SUPPLIED DATA Start Marker
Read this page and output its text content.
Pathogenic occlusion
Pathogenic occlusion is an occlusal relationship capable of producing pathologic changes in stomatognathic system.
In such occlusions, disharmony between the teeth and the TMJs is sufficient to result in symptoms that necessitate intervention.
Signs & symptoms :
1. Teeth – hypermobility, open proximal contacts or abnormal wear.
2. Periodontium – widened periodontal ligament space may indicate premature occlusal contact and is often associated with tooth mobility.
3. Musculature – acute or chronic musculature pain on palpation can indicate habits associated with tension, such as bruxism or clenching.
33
SUPPLIED DATA End Marker
● TASK
Only the count, nothing else: how many lines of the records hold the word "with"?

● OUTPUT FOR THIS EXERCISE
2